Work to do:
Write the material out again exactly.

[Start Data section]

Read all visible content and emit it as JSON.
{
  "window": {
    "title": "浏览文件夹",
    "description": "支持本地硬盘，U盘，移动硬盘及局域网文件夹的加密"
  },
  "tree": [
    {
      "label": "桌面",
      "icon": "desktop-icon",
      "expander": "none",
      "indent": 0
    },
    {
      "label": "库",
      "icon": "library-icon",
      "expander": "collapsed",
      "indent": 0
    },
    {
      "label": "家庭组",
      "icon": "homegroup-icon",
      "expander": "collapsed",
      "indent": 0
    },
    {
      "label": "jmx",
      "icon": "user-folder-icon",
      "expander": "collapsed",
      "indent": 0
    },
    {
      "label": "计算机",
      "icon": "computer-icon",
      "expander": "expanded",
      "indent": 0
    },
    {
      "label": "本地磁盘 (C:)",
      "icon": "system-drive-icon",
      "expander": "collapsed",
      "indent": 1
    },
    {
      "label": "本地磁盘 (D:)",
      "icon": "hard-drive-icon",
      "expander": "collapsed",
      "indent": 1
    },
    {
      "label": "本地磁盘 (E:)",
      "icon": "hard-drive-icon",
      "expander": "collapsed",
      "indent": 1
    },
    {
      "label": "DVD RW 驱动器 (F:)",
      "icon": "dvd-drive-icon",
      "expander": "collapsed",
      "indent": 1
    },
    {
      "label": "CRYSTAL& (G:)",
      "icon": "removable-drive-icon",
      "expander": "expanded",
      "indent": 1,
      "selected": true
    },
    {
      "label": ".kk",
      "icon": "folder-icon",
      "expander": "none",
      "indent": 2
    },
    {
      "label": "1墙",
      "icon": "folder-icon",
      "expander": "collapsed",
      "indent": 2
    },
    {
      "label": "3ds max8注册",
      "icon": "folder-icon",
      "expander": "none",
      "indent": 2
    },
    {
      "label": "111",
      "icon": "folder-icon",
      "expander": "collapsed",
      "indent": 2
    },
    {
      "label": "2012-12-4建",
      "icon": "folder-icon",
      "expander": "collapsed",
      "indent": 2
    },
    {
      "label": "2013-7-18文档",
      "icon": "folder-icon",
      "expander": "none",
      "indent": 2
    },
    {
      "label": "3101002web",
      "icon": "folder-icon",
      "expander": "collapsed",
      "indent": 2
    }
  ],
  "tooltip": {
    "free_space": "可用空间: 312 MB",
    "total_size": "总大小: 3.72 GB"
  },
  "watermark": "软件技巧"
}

[End Data section]

Problem solution:
Read all visible content and emit it as JSON.
{
  "window": {
    "title": "浏览文件夹",
    "description": "支持本地硬盘，U盘，移动硬盘及局域网文件夹的加密"
  },
  "tree": [
    {
      "label": "桌面",
      "icon": "desktop-icon",
      "expander": "none",
      "indent": 0
    },
    {
      "label": "库",
      "icon": "library-icon",
      "expander": "collapsed",
      "indent": 0
    },
    {
      "label": "家庭组",
      "icon": "homegroup-icon",
      "expander": "collapsed",
      "indent": 0
    },
    {
      "label": "jmx",
      "icon": "user-folder-icon",
      "expander": "collapsed",
      "indent": 0
    },
    {
      "label": "计算机",
      "icon": "computer-icon",
      "expander": "expanded",
      "indent": 0
    },
    {
      "label": "本地磁盘 (C:)",
      "icon": "system-drive-icon",
      "expander": "collapsed",
      "indent": 1
    },
    {
      "label": "本地磁盘 (D:)",
      "icon": "hard-drive-icon",
      "expander": "collapsed",
      "indent": 1
    },
    {
      "label": "本地磁盘 (E:)",
      "icon": "hard-drive-icon",
      "expander": "collapsed",
      "indent": 1
    },
    {
      "label": "DVD RW 驱动器 (F:)",
      "icon": "dvd-drive-icon",
      "expander": "collapsed",
      "indent": 1
    },
    {
      "label": "CRYSTAL& (G:)",
      "icon": "removable-drive-icon",
      "expander": "expanded",
      "indent": 1,
      "selected": true
    },
    {
      "label": ".kk",
      "icon": "folder-icon",
      "expander": "none",
      "indent": 2
    },
    {
      "label": "1墙",
      "icon": "folder-icon",
      "expander": "collapsed",
      "indent": 2
    },
    {
      "label": "3ds max8注册",
      "icon": "folder-icon",
      "expander": "none",
      "indent": 2
    },
    {
      "label": "111",
      "icon": "folder-icon",
      "expander": "collapsed",
      "indent": 2
    },
    {
      "label": "2012-12-4建",
      "icon": "folder-icon",
      "expander": "collapsed",
      "indent": 2
    },
    {
      "label": "2013-7-18文档",
      "icon": "folder-icon",
      "expander": "none",
      "indent": 2
    },
    {
      "label": "3101002web",
      "icon": "folder-icon",
      "expander": "collapsed",
      "indent": 2
    }
  ],
  "tooltip": {
    "free_space": "可用空间: 312 MB",
    "total_size": "总大小: 3.72 GB"
  },
  "watermark": "软件技巧"
}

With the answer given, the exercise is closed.